### Supplied records
— BEGIN —

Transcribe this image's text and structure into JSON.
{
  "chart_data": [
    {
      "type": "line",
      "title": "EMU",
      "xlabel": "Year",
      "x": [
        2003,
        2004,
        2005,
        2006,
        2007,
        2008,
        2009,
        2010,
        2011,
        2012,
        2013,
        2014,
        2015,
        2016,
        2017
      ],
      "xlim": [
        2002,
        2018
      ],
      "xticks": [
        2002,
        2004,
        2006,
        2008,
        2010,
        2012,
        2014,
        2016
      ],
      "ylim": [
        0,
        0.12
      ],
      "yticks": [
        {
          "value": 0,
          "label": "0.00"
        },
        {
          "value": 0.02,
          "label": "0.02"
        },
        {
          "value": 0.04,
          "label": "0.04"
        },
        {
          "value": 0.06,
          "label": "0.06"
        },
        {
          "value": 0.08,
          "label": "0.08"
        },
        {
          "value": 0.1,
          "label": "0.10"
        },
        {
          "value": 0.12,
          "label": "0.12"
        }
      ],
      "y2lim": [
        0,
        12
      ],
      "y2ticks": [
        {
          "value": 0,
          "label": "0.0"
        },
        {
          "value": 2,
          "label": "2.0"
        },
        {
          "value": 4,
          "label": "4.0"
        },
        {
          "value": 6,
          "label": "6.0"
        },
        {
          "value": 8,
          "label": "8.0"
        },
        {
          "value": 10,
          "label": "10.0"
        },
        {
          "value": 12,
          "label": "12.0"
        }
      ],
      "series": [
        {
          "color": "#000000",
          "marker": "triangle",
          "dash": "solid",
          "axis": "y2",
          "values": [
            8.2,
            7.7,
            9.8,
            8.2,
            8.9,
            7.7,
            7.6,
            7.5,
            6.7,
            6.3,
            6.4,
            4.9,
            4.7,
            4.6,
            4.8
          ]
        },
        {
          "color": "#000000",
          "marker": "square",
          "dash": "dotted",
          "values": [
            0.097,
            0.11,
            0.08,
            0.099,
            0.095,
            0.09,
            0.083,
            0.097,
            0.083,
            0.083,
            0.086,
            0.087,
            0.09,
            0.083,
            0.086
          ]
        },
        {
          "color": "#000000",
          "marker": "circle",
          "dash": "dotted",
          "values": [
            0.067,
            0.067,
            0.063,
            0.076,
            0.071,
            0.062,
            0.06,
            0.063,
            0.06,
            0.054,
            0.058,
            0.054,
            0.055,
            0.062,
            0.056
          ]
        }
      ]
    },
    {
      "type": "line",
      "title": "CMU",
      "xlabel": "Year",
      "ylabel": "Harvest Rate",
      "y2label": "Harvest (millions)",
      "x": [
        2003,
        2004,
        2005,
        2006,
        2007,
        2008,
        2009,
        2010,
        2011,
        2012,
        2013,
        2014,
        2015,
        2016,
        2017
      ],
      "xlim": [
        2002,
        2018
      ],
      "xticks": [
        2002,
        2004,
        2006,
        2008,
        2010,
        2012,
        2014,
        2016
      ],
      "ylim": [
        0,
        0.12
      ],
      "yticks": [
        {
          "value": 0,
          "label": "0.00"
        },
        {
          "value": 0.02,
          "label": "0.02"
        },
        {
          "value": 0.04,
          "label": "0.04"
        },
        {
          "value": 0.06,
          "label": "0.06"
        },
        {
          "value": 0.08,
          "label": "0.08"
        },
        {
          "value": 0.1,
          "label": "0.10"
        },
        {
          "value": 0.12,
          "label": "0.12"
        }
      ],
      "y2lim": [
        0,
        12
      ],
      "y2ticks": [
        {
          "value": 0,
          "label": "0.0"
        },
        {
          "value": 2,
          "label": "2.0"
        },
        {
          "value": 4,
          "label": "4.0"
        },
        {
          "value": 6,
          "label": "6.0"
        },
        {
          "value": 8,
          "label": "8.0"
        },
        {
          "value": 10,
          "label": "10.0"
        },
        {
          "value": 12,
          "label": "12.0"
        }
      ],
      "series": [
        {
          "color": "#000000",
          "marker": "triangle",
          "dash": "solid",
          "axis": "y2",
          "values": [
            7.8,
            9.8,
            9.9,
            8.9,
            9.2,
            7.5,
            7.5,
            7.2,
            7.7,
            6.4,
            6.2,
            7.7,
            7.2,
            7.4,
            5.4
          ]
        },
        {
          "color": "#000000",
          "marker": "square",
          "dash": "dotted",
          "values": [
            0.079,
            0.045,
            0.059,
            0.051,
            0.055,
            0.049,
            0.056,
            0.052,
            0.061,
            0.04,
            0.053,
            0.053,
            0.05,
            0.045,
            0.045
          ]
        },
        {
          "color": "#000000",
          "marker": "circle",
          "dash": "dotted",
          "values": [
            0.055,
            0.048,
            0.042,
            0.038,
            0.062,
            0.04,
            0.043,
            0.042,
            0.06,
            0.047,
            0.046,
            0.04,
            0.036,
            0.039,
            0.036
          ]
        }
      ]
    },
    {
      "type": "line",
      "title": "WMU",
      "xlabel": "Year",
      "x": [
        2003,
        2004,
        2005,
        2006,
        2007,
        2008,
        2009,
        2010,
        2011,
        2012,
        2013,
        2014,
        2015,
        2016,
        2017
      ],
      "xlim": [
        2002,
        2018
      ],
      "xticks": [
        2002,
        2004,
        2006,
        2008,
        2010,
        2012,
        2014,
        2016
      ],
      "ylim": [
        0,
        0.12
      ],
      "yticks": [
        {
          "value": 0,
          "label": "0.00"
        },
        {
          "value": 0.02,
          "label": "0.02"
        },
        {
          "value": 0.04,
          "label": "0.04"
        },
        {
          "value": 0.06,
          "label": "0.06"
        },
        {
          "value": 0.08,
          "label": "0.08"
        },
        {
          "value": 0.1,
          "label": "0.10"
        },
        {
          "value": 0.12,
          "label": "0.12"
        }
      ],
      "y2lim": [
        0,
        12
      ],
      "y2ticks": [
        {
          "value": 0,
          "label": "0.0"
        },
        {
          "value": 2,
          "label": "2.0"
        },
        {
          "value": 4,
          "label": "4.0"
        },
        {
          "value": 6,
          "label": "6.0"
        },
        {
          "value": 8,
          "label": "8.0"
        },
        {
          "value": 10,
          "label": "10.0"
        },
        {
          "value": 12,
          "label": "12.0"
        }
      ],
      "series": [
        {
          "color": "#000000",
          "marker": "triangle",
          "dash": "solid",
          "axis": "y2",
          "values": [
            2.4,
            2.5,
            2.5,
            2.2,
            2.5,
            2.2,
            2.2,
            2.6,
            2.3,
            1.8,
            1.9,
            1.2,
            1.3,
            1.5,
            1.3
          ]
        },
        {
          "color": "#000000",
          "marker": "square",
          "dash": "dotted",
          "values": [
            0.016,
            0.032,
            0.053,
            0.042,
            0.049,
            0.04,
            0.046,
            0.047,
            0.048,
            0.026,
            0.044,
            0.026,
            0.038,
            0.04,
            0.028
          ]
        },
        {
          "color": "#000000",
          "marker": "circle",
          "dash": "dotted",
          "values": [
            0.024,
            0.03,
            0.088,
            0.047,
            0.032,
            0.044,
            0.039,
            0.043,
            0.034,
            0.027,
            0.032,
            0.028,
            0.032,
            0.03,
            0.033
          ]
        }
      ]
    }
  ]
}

— END —

### Short exercise
Write out the data exactly as it stands.

### Answer to this exercise
Transcribe this image's text and structure into JSON.
{
  "chart_data": [
    {
      "type": "line",
      "title": "EMU",
      "xlabel": "Year",
      "x": [
        2003,
        2004,
        2005,
        2006,
        2007,
        2008,
        2009,
        2010,
        2011,
        2012,
        2013,
        2014,
        2015,
        2016,
        2017
      ],
      "xlim": [
        2002,
        2018
      ],
      "xticks": [
        2002,
        2004,
        2006,
        2008,
        2010,
        2012,
        2014,
        2016
      ],
      "ylim": [
        0,
        0.12
      ],
      "yticks": [
        {
          "value": 0,
          "label": "0.00"
        },
        {
          "value": 0.02,
          "label": "0.02"
        },
        {
          "value": 0.04,
          "label": "0.04"
        },
        {
          "value": 0.06,
          "label": "0.06"
        },
        {
          "value": 0.08,
          "label": "0.08"
        },
        {
          "value": 0.1,
          "label": "0.10"
        },
        {
          "value": 0.12,
          "label": "0.12"
        }
      ],
      "y2lim": [
        0,
        12
      ],
      "y2ticks": [
        {
          "value": 0,
          "label": "0.0"
        },
        {
          "value": 2,
          "label": "2.0"
        },
        {
          "value": 4,
          "label": "4.0"
        },
        {
          "value": 6,
          "label": "6.0"
        },
        {
          "value": 8,
          "label": "8.0"
        },
        {
          "value": 10,
          "label": "10.0"
        },
        {
          "value": 12,
          "label": "12.0"
        }
      ],
      "series": [
        {
          "color": "#000000",
          "marker": "triangle",
          "dash": "solid",
          "axis": "y2",
          "values": [
            8.2,
            7.7,
            9.8,
            8.2,
            8.9,
            7.7,
            7.6,
            7.5,
            6.7,
            6.3,
            6.4,
            4.9,
            4.7,
            4.6,
            4.8
          ]
        },
        {
          "color": "#000000",
          "marker": "square",
          "dash": "dotted",
          "values": [
            0.097,
            0.11,
            0.08,
            0.099,
            0.095,
            0.09,
            0.083,
            0.097,
            0.083,
            0.083,
            0.086,
            0.087,
            0.09,
            0.083,
            0.086
          ]
        },
        {
          "color": "#000000",
          "marker": "circle",
          "dash": "dotted",
          "values": [
            0.067,
            0.067,
            0.063,
            0.076,
            0.071,
            0.062,
            0.06,
            0.063,
            0.06,
            0.054,
            0.058,
            0.054,
            0.055,
            0.062,
            0.056
          ]
        }
      ]
    },
    {
      "type": "line",
      "title": "CMU",
      "xlabel": "Year",
      "ylabel": "Harvest Rate",
      "y2label": "Harvest (millions)",
      "x": [
        2003,
        2004,
        2005,
        2006,
        2007,
        2008,
        2009,
        2010,
        2011,
        2012,
        2013,
        2014,
        2015,
        2016,
        2017
      ],
      "xlim": [
        2002,
        2018
      ],
      "xticks": [
        2002,
        2004,
        2006,
        2008,
        2010,
        2012,
        2014,
        2016
      ],
      "ylim": [
        0,
        0.12
      ],
      "yticks": [
        {
          "value": 0,
          "label": "0.00"
        },
        {
          "value": 0.02,
          "label": "0.02"
        },
        {
          "value": 0.04,
          "label": "0.04"
        },
        {
          "value": 0.06,
          "label": "0.06"
        },
        {
          "value": 0.08,
          "label": "0.08"
        },
        {
          "value": 0.1,
          "label": "0.10"
        },
        {
          "value": 0.12,
          "label": "0.12"
        }
      ],
      "y2lim": [
        0,
        12
      ],
      "y2ticks": [
        {
          "value": 0,
          "label": "0.0"
        },
        {
          "value": 2,
          "label": "2.0"
        },
        {
          "value": 4,
          "label": "4.0"
        },
        {
          "value": 6,
          "label": "6.0"
        },
        {
          "value": 8,
          "label": "8.0"
        },
        {
          "value": 10,
          "label": "10.0"
        },
        {
          "value": 12,
          "label": "12.0"
        }
      ],
      "series": [
        {
          "color": "#000000",
          "marker": "triangle",
          "dash": "solid",
          "axis": "y2",
          "values": [
            7.8,
            9.8,
            9.9,
            8.9,
            9.2,
            7.5,
            7.5,
            7.2,
            7.7,
            6.4,
            6.2,
            7.7,
            7.2,
            7.4,
            5.4
          ]
        },
        {
          "color": "#000000",
          "marker": "square",
          "dash": "dotted",
          "values": [
            0.079,
            0.045,
            0.059,
            0.051,
            0.055,
            0.049,
            0.056,
            0.052,
            0.061,
            0.04,
            0.053,
            0.053,
            0.05,
            0.045,
            0.045
          ]
        },
        {
          "color": "#000000",
          "marker": "circle",
          "dash": "dotted",
          "values": [
            0.055,
            0.048,
            0.042,
            0.038,
            0.062,
            0.04,
            0.043,
            0.042,
            0.06,
            0.047,
            0.046,
            0.04,
            0.036,
            0.039,
            0.036
          ]
        }
      ]
    },
    {
      "type": "line",
      "title": "WMU",
      "xlabel": "Year",
      "x": [
        2003,
        2004,
        2005,
        2006,
        2007,
        2008,
        2009,
        2010,
        2011,
        2012,
        2013,
        2014,
        2015,
        2016,
        2017
      ],
      "xlim": [
        2002,
        2018
      ],
      "xticks": [
        2002,
        2004,
        2006,
        2008,
        2010,
        2012,
        2014,
        2016
      ],
      "ylim": [
        0,
        0.12
      ],
      "yticks": [
        {
          "value": 0,
          "label": "0.00"
        },
        {
          "value": 0.02,
          "label": "0.02"
        },
        {
          "value": 0.04,
          "label": "0.04"
        },
        {
          "value": 0.06,
          "label": "0.06"
        },
        {
          "value": 0.08,
          "label": "0.08"
        },
        {
          "value": 0.1,
          "label": "0.10"
        },
        {
          "value": 0.12,
          "label": "0.12"
        }
      ],
      "y2lim": [
        0,
        12
      ],
      "y2ticks": [
        {
          "value": 0,
          "label": "0.0"
        },
        {
          "value": 2,
          "label": "2.0"
        },
        {
          "value": 4,
          "label": "4.0"
        },
        {
          "value": 6,
          "label": "6.0"
        },
        {
          "value": 8,
          "label": "8.0"
        },
        {
          "value": 10,
          "label": "10.0"
        },
        {
          "value": 12,
          "label": "12.0"
        }
      ],
      "series": [
        {
          "color": "#000000",
          "marker": "triangle",
          "dash": "solid",
          "axis": "y2",
          "values": [
            2.4,
            2.5,
            2.5,
            2.2,
            2.5,
            2.2,
            2.2,
            2.6,
            2.3,
            1.8,
            1.9,
            1.2,
            1.3,
            1.5,
            1.3
          ]
        },
        {
          "color": "#000000",
          "marker": "square",
          "dash": "dotted",
          "values": [
            0.016,
            0.032,
            0.053,
            0.042,
            0.049,
            0.04,
            0.046,
            0.047,
            0.048,
            0.026,
            0.044,
            0.026,
            0.038,
            0.04,
            0.028
          ]
        },
        {
          "color": "#000000",
          "marker": "circle",
          "dash": "dotted",
          "values": [
            0.024,
            0.03,
            0.088,
            0.047,
            0.032,
            0.044,
            0.039,
            0.043,
            0.034,
            0.027,
            0.032,
            0.028,
            0.032,
            0.03,
            0.033
          ]
        }
      ]
    }
  ]
}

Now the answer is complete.